**To do:**
Leave out the pictures and transcribe the rest of the records exactly.

[Dataset items]
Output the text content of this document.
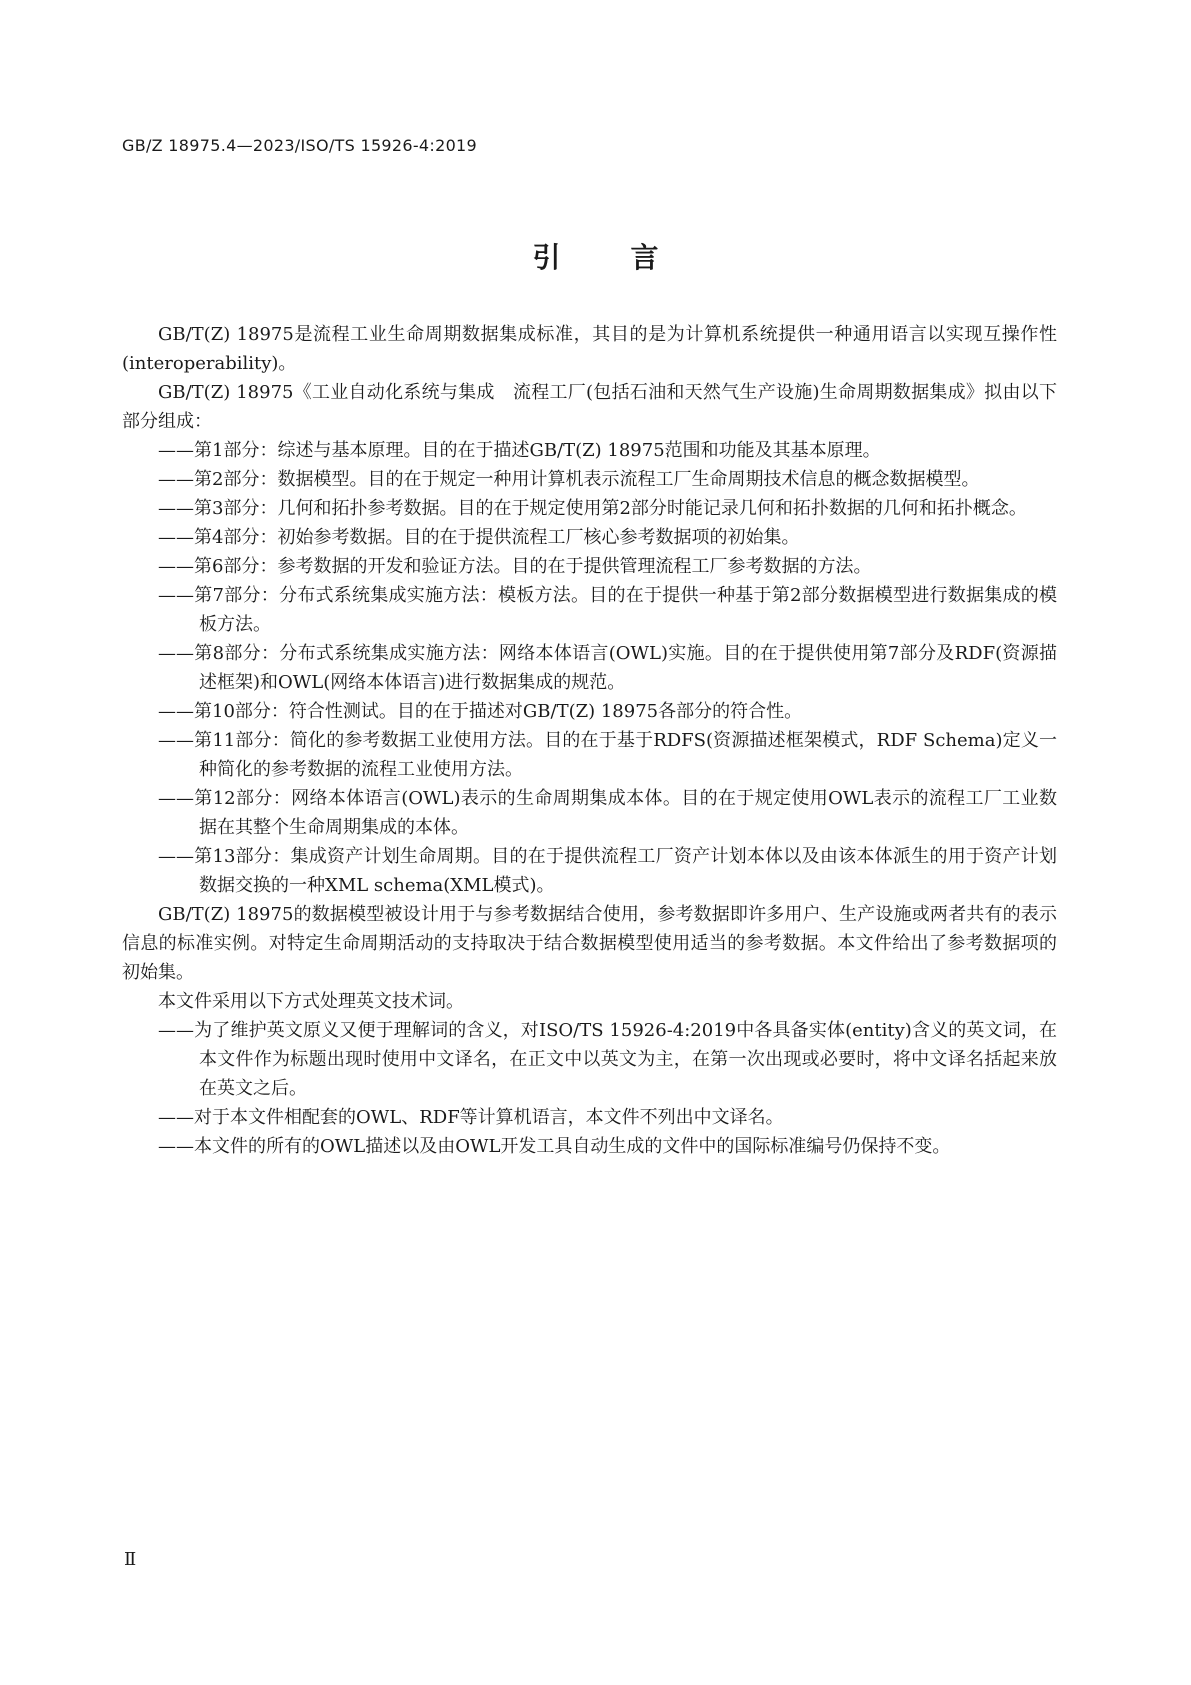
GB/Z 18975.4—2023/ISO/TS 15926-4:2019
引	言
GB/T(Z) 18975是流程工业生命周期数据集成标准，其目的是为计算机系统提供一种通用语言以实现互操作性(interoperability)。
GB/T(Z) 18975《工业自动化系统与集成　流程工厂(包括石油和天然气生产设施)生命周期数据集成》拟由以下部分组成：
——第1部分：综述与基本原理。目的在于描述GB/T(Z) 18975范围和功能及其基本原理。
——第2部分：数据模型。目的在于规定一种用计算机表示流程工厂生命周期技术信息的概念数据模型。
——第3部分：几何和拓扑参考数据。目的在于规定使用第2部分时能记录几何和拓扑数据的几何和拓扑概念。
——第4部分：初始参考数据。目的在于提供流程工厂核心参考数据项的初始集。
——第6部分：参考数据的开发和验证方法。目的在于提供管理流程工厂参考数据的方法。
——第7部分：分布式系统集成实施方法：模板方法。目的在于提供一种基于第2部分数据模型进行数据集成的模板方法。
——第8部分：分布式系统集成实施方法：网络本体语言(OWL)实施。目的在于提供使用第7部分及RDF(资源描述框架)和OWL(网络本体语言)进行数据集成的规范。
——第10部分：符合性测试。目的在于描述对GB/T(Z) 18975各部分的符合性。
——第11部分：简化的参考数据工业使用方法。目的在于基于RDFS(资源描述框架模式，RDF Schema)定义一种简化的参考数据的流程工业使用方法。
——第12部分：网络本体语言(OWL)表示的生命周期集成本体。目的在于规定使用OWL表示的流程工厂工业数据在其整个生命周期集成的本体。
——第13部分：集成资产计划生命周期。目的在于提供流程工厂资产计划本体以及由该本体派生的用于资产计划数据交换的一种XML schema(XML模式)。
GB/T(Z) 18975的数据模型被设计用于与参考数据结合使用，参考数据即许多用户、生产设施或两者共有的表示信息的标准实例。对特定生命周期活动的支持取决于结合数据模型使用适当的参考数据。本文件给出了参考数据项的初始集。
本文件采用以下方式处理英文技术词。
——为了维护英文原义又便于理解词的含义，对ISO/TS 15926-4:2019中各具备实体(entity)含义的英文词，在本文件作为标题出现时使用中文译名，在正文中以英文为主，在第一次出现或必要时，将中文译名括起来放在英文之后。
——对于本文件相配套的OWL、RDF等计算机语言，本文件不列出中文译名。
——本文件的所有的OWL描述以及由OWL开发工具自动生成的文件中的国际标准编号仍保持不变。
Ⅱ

**Completed task:**
Output the text content of this document.
GB/Z 18975.4—2023/ISO/TS 15926-4:2019
引	言
GB/T(Z) 18975是流程工业生命周期数据集成标准，其目的是为计算机系统提供一种通用语言以实现互操作性(interoperability)。
GB/T(Z) 18975《工业自动化系统与集成　流程工厂(包括石油和天然气生产设施)生命周期数据集成》拟由以下部分组成：
——第1部分：综述与基本原理。目的在于描述GB/T(Z) 18975范围和功能及其基本原理。
——第2部分：数据模型。目的在于规定一种用计算机表示流程工厂生命周期技术信息的概念数据模型。
——第3部分：几何和拓扑参考数据。目的在于规定使用第2部分时能记录几何和拓扑数据的几何和拓扑概念。
——第4部分：初始参考数据。目的在于提供流程工厂核心参考数据项的初始集。
——第6部分：参考数据的开发和验证方法。目的在于提供管理流程工厂参考数据的方法。
——第7部分：分布式系统集成实施方法：模板方法。目的在于提供一种基于第2部分数据模型进行数据集成的模板方法。
——第8部分：分布式系统集成实施方法：网络本体语言(OWL)实施。目的在于提供使用第7部分及RDF(资源描述框架)和OWL(网络本体语言)进行数据集成的规范。
——第10部分：符合性测试。目的在于描述对GB/T(Z) 18975各部分的符合性。
——第11部分：简化的参考数据工业使用方法。目的在于基于RDFS(资源描述框架模式，RDF Schema)定义一种简化的参考数据的流程工业使用方法。
——第12部分：网络本体语言(OWL)表示的生命周期集成本体。目的在于规定使用OWL表示的流程工厂工业数据在其整个生命周期集成的本体。
——第13部分：集成资产计划生命周期。目的在于提供流程工厂资产计划本体以及由该本体派生的用于资产计划数据交换的一种XML schema(XML模式)。
GB/T(Z) 18975的数据模型被设计用于与参考数据结合使用，参考数据即许多用户、生产设施或两者共有的表示信息的标准实例。对特定生命周期活动的支持取决于结合数据模型使用适当的参考数据。本文件给出了参考数据项的初始集。
本文件采用以下方式处理英文技术词。
——为了维护英文原义又便于理解词的含义，对ISO/TS 15926-4:2019中各具备实体(entity)含义的英文词，在本文件作为标题出现时使用中文译名，在正文中以英文为主，在第一次出现或必要时，将中文译名括起来放在英文之后。
——对于本文件相配套的OWL、RDF等计算机语言，本文件不列出中文译名。
——本文件的所有的OWL描述以及由OWL开发工具自动生成的文件中的国际标准编号仍保持不变。
Ⅱ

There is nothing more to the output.